- _Exercise material_:
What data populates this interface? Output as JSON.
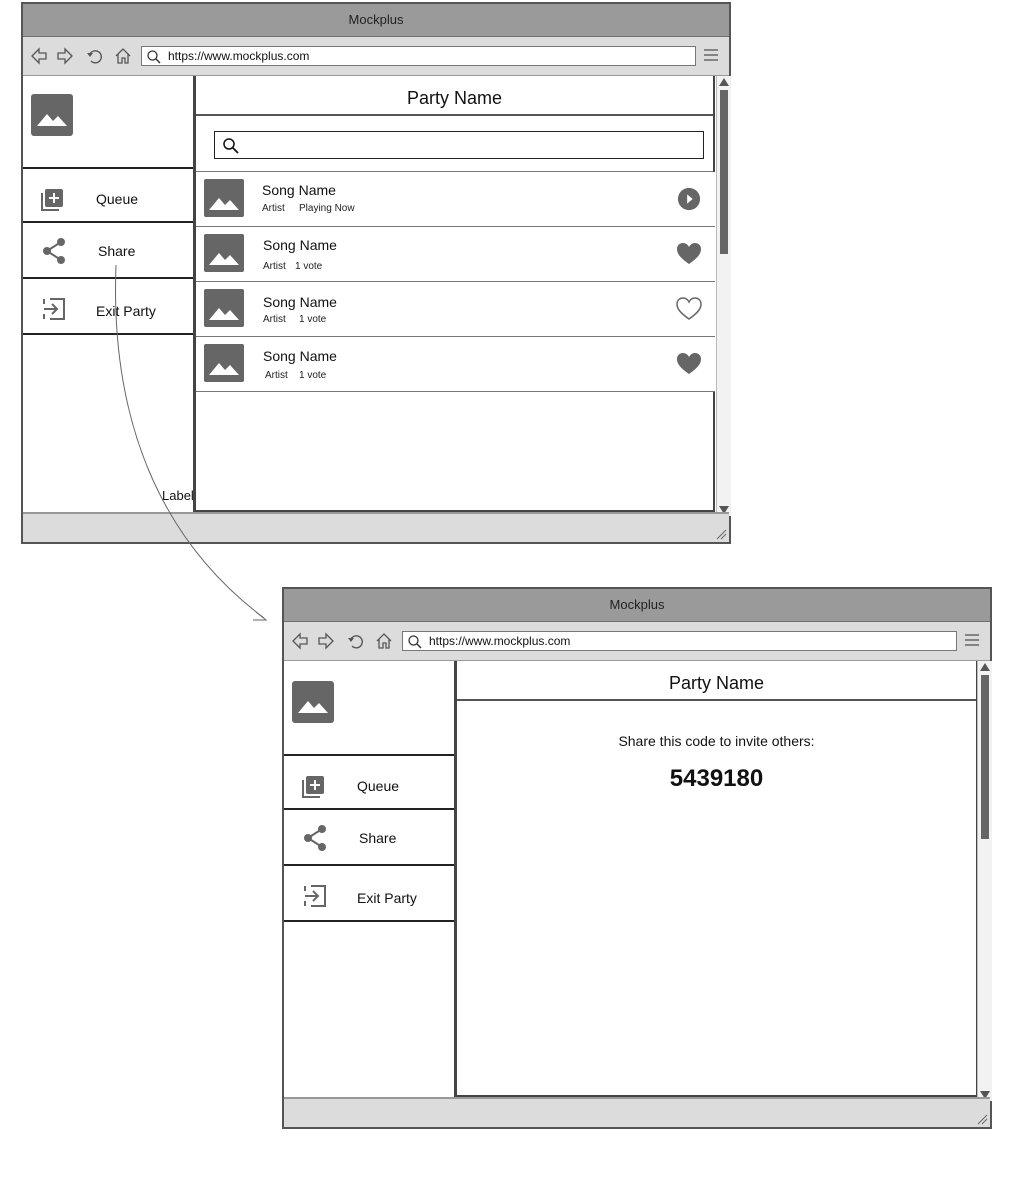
{
  "browser_1": {
    "title": "Mockplus",
    "url": "https://www.mockplus.com",
    "sidebar": {
      "items": [
        {
          "label": "Queue",
          "icon": "queue-add-icon"
        },
        {
          "label": "Share",
          "icon": "share-icon"
        },
        {
          "label": "Exit Party",
          "icon": "exit-icon"
        }
      ]
    },
    "main": {
      "title": "Party Name",
      "search_placeholder": "",
      "songs": [
        {
          "name": "Song Name",
          "artist": "Artist",
          "status": "Playing Now",
          "action_icon": "play-circle-icon"
        },
        {
          "name": "Song Name",
          "artist": "Artist",
          "status": "1 vote",
          "action_icon": "heart-filled-icon"
        },
        {
          "name": "Song Name",
          "artist": "Artist",
          "status": "1 vote",
          "action_icon": "heart-outline-icon"
        },
        {
          "name": "Song Name",
          "artist": "Artist",
          "status": "1 vote",
          "action_icon": "heart-filled-icon"
        }
      ]
    }
  },
  "connector_label": "Label",
  "browser_2": {
    "title": "Mockplus",
    "url": "https://www.mockplus.com",
    "sidebar": {
      "items": [
        {
          "label": "Queue",
          "icon": "queue-add-icon"
        },
        {
          "label": "Share",
          "icon": "share-icon"
        },
        {
          "label": "Exit Party",
          "icon": "exit-icon"
        }
      ]
    },
    "main": {
      "title": "Party Name",
      "share_text": "Share this code to invite others:",
      "code": "5439180"
    }
  },
  "colors": {
    "titlebar": "#9a9a9a",
    "toolbar": "#dcdcdc",
    "icon_gray": "#666666",
    "border": "#555555"
  }
}
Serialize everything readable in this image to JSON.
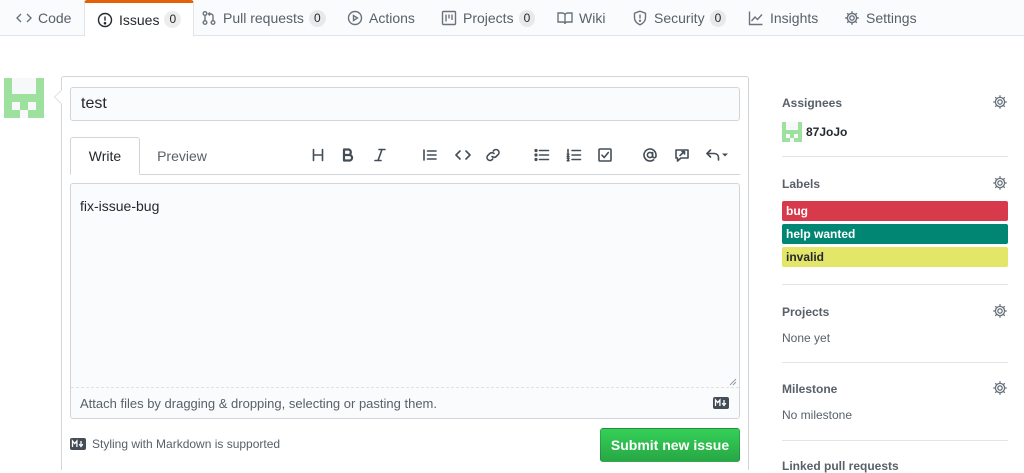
{
  "nav": {
    "tabs": [
      {
        "label": "Code"
      },
      {
        "label": "Issues",
        "count": "0"
      },
      {
        "label": "Pull requests",
        "count": "0"
      },
      {
        "label": "Actions"
      },
      {
        "label": "Projects",
        "count": "0"
      },
      {
        "label": "Wiki"
      },
      {
        "label": "Security",
        "count": "0"
      },
      {
        "label": "Insights"
      },
      {
        "label": "Settings"
      }
    ],
    "selected": "Issues"
  },
  "compose": {
    "title_value": "test",
    "tabs": [
      {
        "label": "Write"
      },
      {
        "label": "Preview"
      }
    ],
    "active_tab": "Write",
    "toolbar_icons": [
      "heading-icon",
      "bold-icon",
      "italic-icon",
      "quote-icon",
      "code-icon",
      "link-icon",
      "bullet-list-icon",
      "numbered-list-icon",
      "task-list-icon",
      "mention-icon",
      "reference-icon",
      "reply-icon"
    ],
    "body_value": "fix-issue-bug",
    "attach_hint": "Attach files by dragging & dropping, selecting or pasting them.",
    "markdown_note": "Styling with Markdown is supported",
    "submit_label": "Submit new issue"
  },
  "sidebar": {
    "assignees": {
      "heading": "Assignees",
      "user": "87JoJo"
    },
    "labels": {
      "heading": "Labels",
      "items": [
        {
          "name": "bug",
          "color": "#d73a4a",
          "text_color": "#ffffff"
        },
        {
          "name": "help wanted",
          "color": "#008672",
          "text_color": "#ffffff"
        },
        {
          "name": "invalid",
          "color": "#e4e669",
          "text_color": "#24292e"
        }
      ]
    },
    "projects": {
      "heading": "Projects",
      "value": "None yet"
    },
    "milestone": {
      "heading": "Milestone",
      "value": "No milestone"
    },
    "linked_heading": "Linked pull requests"
  },
  "colors": {
    "accent": "#e36209",
    "submit_green": "#2cbe4e",
    "avatar_green": "#9ee09e"
  }
}
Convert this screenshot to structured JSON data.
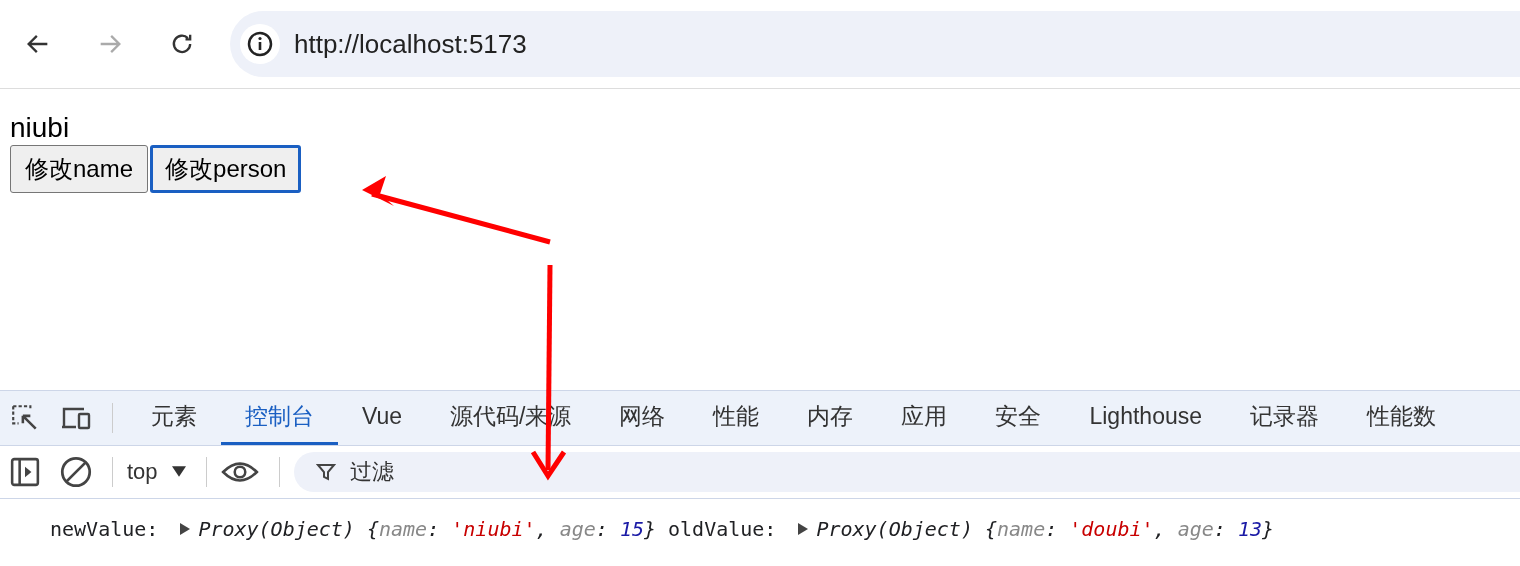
{
  "browser": {
    "url": "http://localhost:5173",
    "back_disabled": false,
    "forward_disabled": true
  },
  "page": {
    "text": "niubi",
    "buttons": [
      {
        "label": "修改name",
        "focused": false
      },
      {
        "label": "修改person",
        "focused": true
      }
    ]
  },
  "devtools": {
    "tabs": [
      {
        "label": "元素",
        "selected": false
      },
      {
        "label": "控制台",
        "selected": true
      },
      {
        "label": "Vue",
        "selected": false
      },
      {
        "label": "源代码/来源",
        "selected": false
      },
      {
        "label": "网络",
        "selected": false
      },
      {
        "label": "性能",
        "selected": false
      },
      {
        "label": "内存",
        "selected": false
      },
      {
        "label": "应用",
        "selected": false
      },
      {
        "label": "安全",
        "selected": false
      },
      {
        "label": "Lighthouse",
        "selected": false
      },
      {
        "label": "记录器",
        "selected": false
      },
      {
        "label": "性能数",
        "selected": false
      }
    ],
    "context": "top",
    "filter_placeholder": "过滤",
    "console": [
      {
        "label": "newValue:",
        "parts": [
          {
            "text": "Proxy(Object) {",
            "kind": "plain"
          },
          {
            "text": "name",
            "kind": "key"
          },
          {
            "text": ": ",
            "kind": "plain"
          },
          {
            "text": "'niubi'",
            "kind": "string"
          },
          {
            "text": ", ",
            "kind": "plain"
          },
          {
            "text": "age",
            "kind": "key"
          },
          {
            "text": ": ",
            "kind": "plain"
          },
          {
            "text": "15",
            "kind": "number"
          },
          {
            "text": "}",
            "kind": "plain"
          }
        ]
      },
      {
        "label": "oldValue:",
        "parts": [
          {
            "text": "Proxy(Object) {",
            "kind": "plain"
          },
          {
            "text": "name",
            "kind": "key"
          },
          {
            "text": ": ",
            "kind": "plain"
          },
          {
            "text": "'doubi'",
            "kind": "string"
          },
          {
            "text": ", ",
            "kind": "plain"
          },
          {
            "text": "age",
            "kind": "key"
          },
          {
            "text": ": ",
            "kind": "plain"
          },
          {
            "text": "13",
            "kind": "number"
          },
          {
            "text": "}",
            "kind": "plain"
          }
        ]
      }
    ]
  }
}
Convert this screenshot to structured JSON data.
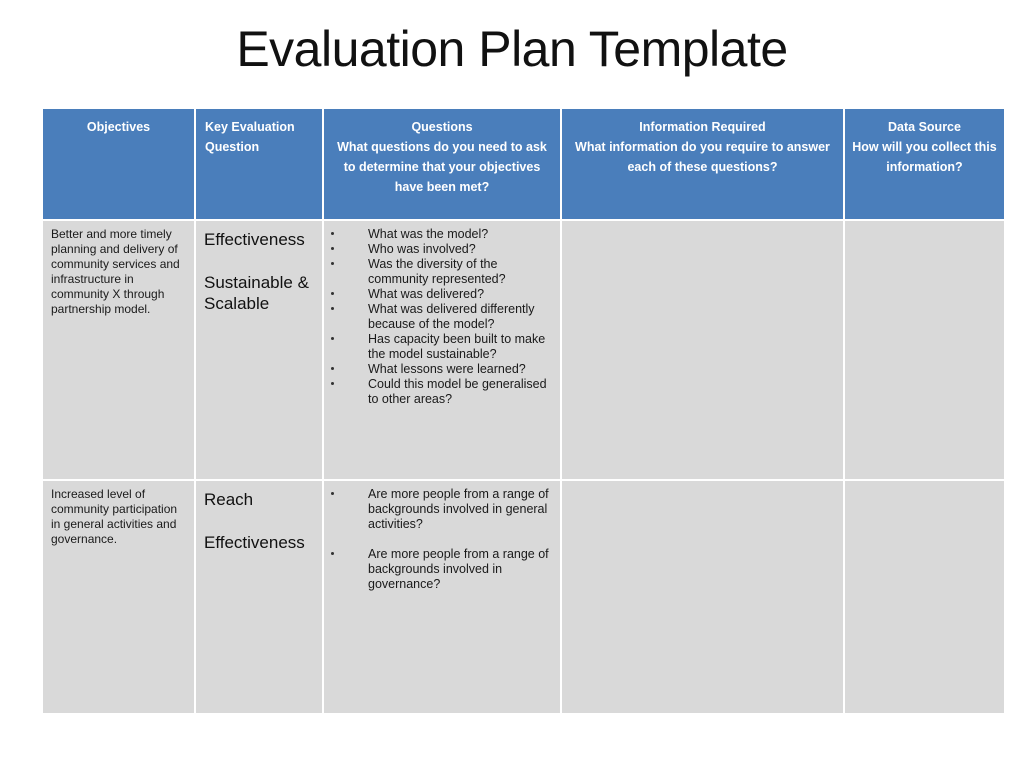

- _Task to carry out_: Every line above should be returned exactly; the pictures stay out.

- _The output_:
What data populates this interface? Output as JSON.
{
  "browser_1": {
    "title": "Mockplus",
    "url": "https://www.mockplus.com",
    "sidebar": {
      "items": [
        {
          "label": "Queue",
          "icon": "queue-add-icon"
        },
        {
          "label": "Share",
          "icon": "share-icon"
        },
        {
          "label": "Exit Party",
          "icon": "exit-icon"
        }
      ]
    },
    "main": {
      "title": "Party Name",
      "search_placeholder": "",
      "songs": [
        {
          "name": "Song Name",
          "artist": "Artist",
          "status": "Playing Now",
          "action_icon": "play-circle-icon"
        },
        {
          "name": "Song Name",
          "artist": "Artist",
          "status": "1 vote",
          "action_icon": "heart-filled-icon"
        },
        {
          "name": "Song Name",
          "artist": "Artist",
          "status": "1 vote",
          "action_icon": "heart-outline-icon"
        },
        {
          "name": "Song Name",
          "artist": "Artist",
          "status": "1 vote",
          "action_icon": "heart-filled-icon"
        }
      ]
    }
  },
  "connector_label": "Label",
  "browser_2": {
    "title": "Mockplus",
    "url": "https://www.mockplus.com",
    "sidebar": {
      "items": [
        {
          "label": "Queue",
          "icon": "queue-add-icon"
        },
        {
          "label": "Share",
          "icon": "share-icon"
        },
        {
          "label": "Exit Party",
          "icon": "exit-icon"
        }
      ]
    },
    "main": {
      "title": "Party Name",
      "share_text": "Share this code to invite others:",
      "code": "5439180"
    }
  },
  "colors": {
    "titlebar": "#9a9a9a",
    "toolbar": "#dcdcdc",
    "icon_gray": "#666666",
    "border": "#555555"
  }
}
Serialize everything readable in this image to JSON.
{
  "nav": {
    "tabs": [
      {
        "label": "Code"
      },
      {
        "label": "Issues",
        "count": "0"
      },
      {
        "label": "Pull requests",
        "count": "0"
      },
      {
        "label": "Actions"
      },
      {
        "label": "Projects",
        "count": "0"
      },
      {
        "label": "Wiki"
      },
      {
        "label": "Security",
        "count": "0"
      },
      {
        "label": "Insights"
      },
      {
        "label": "Settings"
      }
    ],
    "selected": "Issues"
  },
  "compose": {
    "title_value": "test",
    "tabs": [
      {
        "label": "Write"
      },
      {
        "label": "Preview"
      }
    ],
    "active_tab": "Write",
    "toolbar_icons": [
      "heading-icon",
      "bold-icon",
      "italic-icon",
      "quote-icon",
      "code-icon",
      "link-icon",
      "bullet-list-icon",
      "numbered-list-icon",
      "task-list-icon",
      "mention-icon",
      "reference-icon",
      "reply-icon"
    ],
    "body_value": "fix-issue-bug",
    "attach_hint": "Attach files by dragging & dropping, selecting or pasting them.",
    "markdown_note": "Styling with Markdown is supported",
    "submit_label": "Submit new issue"
  },
  "sidebar": {
    "assignees": {
      "heading": "Assignees",
      "user": "87JoJo"
    },
    "labels": {
      "heading": "Labels",
      "items": [
        {
          "name": "bug",
          "color": "#d73a4a",
          "text_color": "#ffffff"
        },
        {
          "name": "help wanted",
          "color": "#008672",
          "text_color": "#ffffff"
        },
        {
          "name": "invalid",
          "color": "#e4e669",
          "text_color": "#24292e"
        }
      ]
    },
    "projects": {
      "heading": "Projects",
      "value": "None yet"
    },
    "milestone": {
      "heading": "Milestone",
      "value": "No milestone"
    },
    "linked_heading": "Linked pull requests"
  },
  "colors": {
    "accent": "#e36209",
    "submit_green": "#2cbe4e",
    "avatar_green": "#9ee09e"
  }
}
Convert this screenshot to structured JSON data.
{
  "browser": {
    "url": "http://localhost:5173",
    "back_disabled": false,
    "forward_disabled": true
  },
  "page": {
    "text": "niubi",
    "buttons": [
      {
        "label": "修改name",
        "focused": false
      },
      {
        "label": "修改person",
        "focused": true
      }
    ]
  },
  "devtools": {
    "tabs": [
      {
        "label": "元素",
        "selected": false
      },
      {
        "label": "控制台",
        "selected": true
      },
      {
        "label": "Vue",
        "selected": false
      },
      {
        "label": "源代码/来源",
        "selected": false
      },
      {
        "label": "网络",
        "selected": false
      },
      {
        "label": "性能",
        "selected": false
      },
      {
        "label": "内存",
        "selected": false
      },
      {
        "label": "应用",
        "selected": false
      },
      {
        "label": "安全",
        "selected": false
      },
      {
        "label": "Lighthouse",
        "selected": false
      },
      {
        "label": "记录器",
        "selected": false
      },
      {
        "label": "性能数",
        "selected": false
      }
    ],
    "context": "top",
    "filter_placeholder": "过滤",
    "console": [
      {
        "label": "newValue:",
        "parts": [
          {
            "text": "Proxy(Object) {",
            "kind": "plain"
          },
          {
            "text": "name",
            "kind": "key"
          },
          {
            "text": ": ",
            "kind": "plain"
          },
          {
            "text": "'niubi'",
            "kind": "string"
          },
          {
            "text": ", ",
            "kind": "plain"
          },
          {
            "text": "age",
            "kind": "key"
          },
          {
            "text": ": ",
            "kind": "plain"
          },
          {
            "text": "15",
            "kind": "number"
          },
          {
            "text": "}",
            "kind": "plain"
          }
        ]
      },
      {
        "label": "oldValue:",
        "parts": [
          {
            "text": "Proxy(Object) {",
            "kind": "plain"
          },
          {
            "text": "name",
            "kind": "key"
          },
          {
            "text": ": ",
            "kind": "plain"
          },
          {
            "text": "'doubi'",
            "kind": "string"
          },
          {
            "text": ", ",
            "kind": "plain"
          },
          {
            "text": "age",
            "kind": "key"
          },
          {
            "text": ": ",
            "kind": "plain"
          },
          {
            "text": "13",
            "kind": "number"
          },
          {
            "text": "}",
            "kind": "plain"
          }
        ]
      }
    ]
  }
}
Convert this screenshot to structured JSON data.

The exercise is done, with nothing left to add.